[A block of data]
──────────────────────────────

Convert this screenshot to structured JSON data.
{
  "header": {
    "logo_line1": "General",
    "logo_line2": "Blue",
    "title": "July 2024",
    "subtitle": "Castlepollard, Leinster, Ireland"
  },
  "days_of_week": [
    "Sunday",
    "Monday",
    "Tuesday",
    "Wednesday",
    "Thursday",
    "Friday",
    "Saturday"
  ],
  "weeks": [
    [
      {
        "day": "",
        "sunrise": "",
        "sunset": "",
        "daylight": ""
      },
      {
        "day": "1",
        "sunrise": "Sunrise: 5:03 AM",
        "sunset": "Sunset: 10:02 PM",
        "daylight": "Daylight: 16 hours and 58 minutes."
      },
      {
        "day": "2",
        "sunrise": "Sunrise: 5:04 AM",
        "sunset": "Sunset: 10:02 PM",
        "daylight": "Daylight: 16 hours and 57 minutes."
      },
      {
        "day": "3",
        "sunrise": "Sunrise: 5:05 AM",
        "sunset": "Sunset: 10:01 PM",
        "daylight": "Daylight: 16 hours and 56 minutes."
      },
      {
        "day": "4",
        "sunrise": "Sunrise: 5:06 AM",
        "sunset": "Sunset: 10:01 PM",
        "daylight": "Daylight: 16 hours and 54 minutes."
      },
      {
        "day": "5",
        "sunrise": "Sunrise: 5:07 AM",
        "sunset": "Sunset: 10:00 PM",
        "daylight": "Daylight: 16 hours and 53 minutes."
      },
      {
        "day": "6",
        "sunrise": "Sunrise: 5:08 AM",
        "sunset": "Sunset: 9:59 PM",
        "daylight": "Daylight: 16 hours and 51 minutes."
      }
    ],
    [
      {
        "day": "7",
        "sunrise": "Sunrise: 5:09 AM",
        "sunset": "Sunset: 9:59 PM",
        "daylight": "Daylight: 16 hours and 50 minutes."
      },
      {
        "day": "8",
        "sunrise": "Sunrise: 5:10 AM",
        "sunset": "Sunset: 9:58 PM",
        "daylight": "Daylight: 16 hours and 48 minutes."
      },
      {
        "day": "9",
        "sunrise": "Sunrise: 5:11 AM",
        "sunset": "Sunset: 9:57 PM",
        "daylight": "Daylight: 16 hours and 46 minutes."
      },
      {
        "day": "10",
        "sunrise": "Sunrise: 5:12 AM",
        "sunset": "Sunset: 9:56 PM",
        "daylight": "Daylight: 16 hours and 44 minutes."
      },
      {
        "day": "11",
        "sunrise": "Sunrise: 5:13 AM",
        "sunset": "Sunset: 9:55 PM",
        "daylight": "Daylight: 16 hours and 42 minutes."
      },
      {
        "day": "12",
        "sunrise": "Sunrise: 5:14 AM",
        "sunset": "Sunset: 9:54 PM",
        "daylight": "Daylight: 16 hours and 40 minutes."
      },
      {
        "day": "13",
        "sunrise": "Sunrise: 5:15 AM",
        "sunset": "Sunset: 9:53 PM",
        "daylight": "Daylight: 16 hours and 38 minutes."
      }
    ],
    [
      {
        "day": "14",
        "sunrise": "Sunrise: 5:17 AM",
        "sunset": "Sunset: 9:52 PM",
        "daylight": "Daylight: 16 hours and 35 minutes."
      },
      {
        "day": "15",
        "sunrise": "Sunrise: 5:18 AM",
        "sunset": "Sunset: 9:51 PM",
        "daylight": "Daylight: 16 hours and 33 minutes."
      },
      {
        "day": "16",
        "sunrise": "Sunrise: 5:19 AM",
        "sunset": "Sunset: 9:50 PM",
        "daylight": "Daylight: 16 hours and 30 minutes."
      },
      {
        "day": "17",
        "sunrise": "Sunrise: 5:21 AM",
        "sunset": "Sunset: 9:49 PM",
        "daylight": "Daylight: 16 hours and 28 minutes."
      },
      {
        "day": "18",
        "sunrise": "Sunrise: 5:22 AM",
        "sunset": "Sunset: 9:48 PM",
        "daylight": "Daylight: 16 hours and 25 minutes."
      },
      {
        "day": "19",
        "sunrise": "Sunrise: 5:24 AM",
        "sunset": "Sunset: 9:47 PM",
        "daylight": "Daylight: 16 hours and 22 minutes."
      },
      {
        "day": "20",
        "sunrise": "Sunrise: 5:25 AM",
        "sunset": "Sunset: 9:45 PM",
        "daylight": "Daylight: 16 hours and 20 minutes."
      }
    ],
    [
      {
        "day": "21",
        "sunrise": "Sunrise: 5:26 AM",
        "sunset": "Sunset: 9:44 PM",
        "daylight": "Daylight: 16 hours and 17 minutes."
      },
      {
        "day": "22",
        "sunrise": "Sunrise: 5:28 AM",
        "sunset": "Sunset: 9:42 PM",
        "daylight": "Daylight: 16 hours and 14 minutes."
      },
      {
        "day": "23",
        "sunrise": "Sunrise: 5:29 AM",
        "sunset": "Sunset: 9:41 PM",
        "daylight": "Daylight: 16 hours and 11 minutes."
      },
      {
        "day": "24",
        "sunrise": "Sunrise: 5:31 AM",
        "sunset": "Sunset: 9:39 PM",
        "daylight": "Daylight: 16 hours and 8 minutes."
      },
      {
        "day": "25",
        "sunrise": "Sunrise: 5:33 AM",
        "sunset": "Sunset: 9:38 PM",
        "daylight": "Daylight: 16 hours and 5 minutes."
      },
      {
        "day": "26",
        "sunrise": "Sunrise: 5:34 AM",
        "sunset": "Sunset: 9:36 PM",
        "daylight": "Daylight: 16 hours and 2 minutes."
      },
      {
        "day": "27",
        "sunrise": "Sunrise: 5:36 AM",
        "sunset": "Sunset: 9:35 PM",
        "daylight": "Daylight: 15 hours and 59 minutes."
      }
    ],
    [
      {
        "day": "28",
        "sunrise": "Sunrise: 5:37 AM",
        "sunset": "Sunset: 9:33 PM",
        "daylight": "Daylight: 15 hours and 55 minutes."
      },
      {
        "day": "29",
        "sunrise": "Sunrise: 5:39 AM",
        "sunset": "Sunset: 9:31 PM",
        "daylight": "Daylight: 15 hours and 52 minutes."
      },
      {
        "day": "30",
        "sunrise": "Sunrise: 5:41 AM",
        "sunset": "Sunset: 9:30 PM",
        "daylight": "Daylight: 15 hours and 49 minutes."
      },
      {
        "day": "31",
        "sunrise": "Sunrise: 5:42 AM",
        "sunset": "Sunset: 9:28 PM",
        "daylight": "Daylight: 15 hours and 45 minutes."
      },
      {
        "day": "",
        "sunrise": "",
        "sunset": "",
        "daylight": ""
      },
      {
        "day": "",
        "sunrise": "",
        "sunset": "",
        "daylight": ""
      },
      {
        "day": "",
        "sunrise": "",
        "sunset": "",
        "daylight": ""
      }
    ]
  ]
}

──────────────────────────────

• [Set exercise] Extract the complete listing above, reproducing each line exactly.

• [Answer]
Convert this screenshot to structured JSON data.
{
  "header": {
    "logo_line1": "General",
    "logo_line2": "Blue",
    "title": "July 2024",
    "subtitle": "Castlepollard, Leinster, Ireland"
  },
  "days_of_week": [
    "Sunday",
    "Monday",
    "Tuesday",
    "Wednesday",
    "Thursday",
    "Friday",
    "Saturday"
  ],
  "weeks": [
    [
      {
        "day": "",
        "sunrise": "",
        "sunset": "",
        "daylight": ""
      },
      {
        "day": "1",
        "sunrise": "Sunrise: 5:03 AM",
        "sunset": "Sunset: 10:02 PM",
        "daylight": "Daylight: 16 hours and 58 minutes."
      },
      {
        "day": "2",
        "sunrise": "Sunrise: 5:04 AM",
        "sunset": "Sunset: 10:02 PM",
        "daylight": "Daylight: 16 hours and 57 minutes."
      },
      {
        "day": "3",
        "sunrise": "Sunrise: 5:05 AM",
        "sunset": "Sunset: 10:01 PM",
        "daylight": "Daylight: 16 hours and 56 minutes."
      },
      {
        "day": "4",
        "sunrise": "Sunrise: 5:06 AM",
        "sunset": "Sunset: 10:01 PM",
        "daylight": "Daylight: 16 hours and 54 minutes."
      },
      {
        "day": "5",
        "sunrise": "Sunrise: 5:07 AM",
        "sunset": "Sunset: 10:00 PM",
        "daylight": "Daylight: 16 hours and 53 minutes."
      },
      {
        "day": "6",
        "sunrise": "Sunrise: 5:08 AM",
        "sunset": "Sunset: 9:59 PM",
        "daylight": "Daylight: 16 hours and 51 minutes."
      }
    ],
    [
      {
        "day": "7",
        "sunrise": "Sunrise: 5:09 AM",
        "sunset": "Sunset: 9:59 PM",
        "daylight": "Daylight: 16 hours and 50 minutes."
      },
      {
        "day": "8",
        "sunrise": "Sunrise: 5:10 AM",
        "sunset": "Sunset: 9:58 PM",
        "daylight": "Daylight: 16 hours and 48 minutes."
      },
      {
        "day": "9",
        "sunrise": "Sunrise: 5:11 AM",
        "sunset": "Sunset: 9:57 PM",
        "daylight": "Daylight: 16 hours and 46 minutes."
      },
      {
        "day": "10",
        "sunrise": "Sunrise: 5:12 AM",
        "sunset": "Sunset: 9:56 PM",
        "daylight": "Daylight: 16 hours and 44 minutes."
      },
      {
        "day": "11",
        "sunrise": "Sunrise: 5:13 AM",
        "sunset": "Sunset: 9:55 PM",
        "daylight": "Daylight: 16 hours and 42 minutes."
      },
      {
        "day": "12",
        "sunrise": "Sunrise: 5:14 AM",
        "sunset": "Sunset: 9:54 PM",
        "daylight": "Daylight: 16 hours and 40 minutes."
      },
      {
        "day": "13",
        "sunrise": "Sunrise: 5:15 AM",
        "sunset": "Sunset: 9:53 PM",
        "daylight": "Daylight: 16 hours and 38 minutes."
      }
    ],
    [
      {
        "day": "14",
        "sunrise": "Sunrise: 5:17 AM",
        "sunset": "Sunset: 9:52 PM",
        "daylight": "Daylight: 16 hours and 35 minutes."
      },
      {
        "day": "15",
        "sunrise": "Sunrise: 5:18 AM",
        "sunset": "Sunset: 9:51 PM",
        "daylight": "Daylight: 16 hours and 33 minutes."
      },
      {
        "day": "16",
        "sunrise": "Sunrise: 5:19 AM",
        "sunset": "Sunset: 9:50 PM",
        "daylight": "Daylight: 16 hours and 30 minutes."
      },
      {
        "day": "17",
        "sunrise": "Sunrise: 5:21 AM",
        "sunset": "Sunset: 9:49 PM",
        "daylight": "Daylight: 16 hours and 28 minutes."
      },
      {
        "day": "18",
        "sunrise": "Sunrise: 5:22 AM",
        "sunset": "Sunset: 9:48 PM",
        "daylight": "Daylight: 16 hours and 25 minutes."
      },
      {
        "day": "19",
        "sunrise": "Sunrise: 5:24 AM",
        "sunset": "Sunset: 9:47 PM",
        "daylight": "Daylight: 16 hours and 22 minutes."
      },
      {
        "day": "20",
        "sunrise": "Sunrise: 5:25 AM",
        "sunset": "Sunset: 9:45 PM",
        "daylight": "Daylight: 16 hours and 20 minutes."
      }
    ],
    [
      {
        "day": "21",
        "sunrise": "Sunrise: 5:26 AM",
        "sunset": "Sunset: 9:44 PM",
        "daylight": "Daylight: 16 hours and 17 minutes."
      },
      {
        "day": "22",
        "sunrise": "Sunrise: 5:28 AM",
        "sunset": "Sunset: 9:42 PM",
        "daylight": "Daylight: 16 hours and 14 minutes."
      },
      {
        "day": "23",
        "sunrise": "Sunrise: 5:29 AM",
        "sunset": "Sunset: 9:41 PM",
        "daylight": "Daylight: 16 hours and 11 minutes."
      },
      {
        "day": "24",
        "sunrise": "Sunrise: 5:31 AM",
        "sunset": "Sunset: 9:39 PM",
        "daylight": "Daylight: 16 hours and 8 minutes."
      },
      {
        "day": "25",
        "sunrise": "Sunrise: 5:33 AM",
        "sunset": "Sunset: 9:38 PM",
        "daylight": "Daylight: 16 hours and 5 minutes."
      },
      {
        "day": "26",
        "sunrise": "Sunrise: 5:34 AM",
        "sunset": "Sunset: 9:36 PM",
        "daylight": "Daylight: 16 hours and 2 minutes."
      },
      {
        "day": "27",
        "sunrise": "Sunrise: 5:36 AM",
        "sunset": "Sunset: 9:35 PM",
        "daylight": "Daylight: 15 hours and 59 minutes."
      }
    ],
    [
      {
        "day": "28",
        "sunrise": "Sunrise: 5:37 AM",
        "sunset": "Sunset: 9:33 PM",
        "daylight": "Daylight: 15 hours and 55 minutes."
      },
      {
        "day": "29",
        "sunrise": "Sunrise: 5:39 AM",
        "sunset": "Sunset: 9:31 PM",
        "daylight": "Daylight: 15 hours and 52 minutes."
      },
      {
        "day": "30",
        "sunrise": "Sunrise: 5:41 AM",
        "sunset": "Sunset: 9:30 PM",
        "daylight": "Daylight: 15 hours and 49 minutes."
      },
      {
        "day": "31",
        "sunrise": "Sunrise: 5:42 AM",
        "sunset": "Sunset: 9:28 PM",
        "daylight": "Daylight: 15 hours and 45 minutes."
      },
      {
        "day": "",
        "sunrise": "",
        "sunset": "",
        "daylight": ""
      },
      {
        "day": "",
        "sunrise": "",
        "sunset": "",
        "daylight": ""
      },
      {
        "day": "",
        "sunrise": "",
        "sunset": "",
        "daylight": ""
      }
    ]
  ]
}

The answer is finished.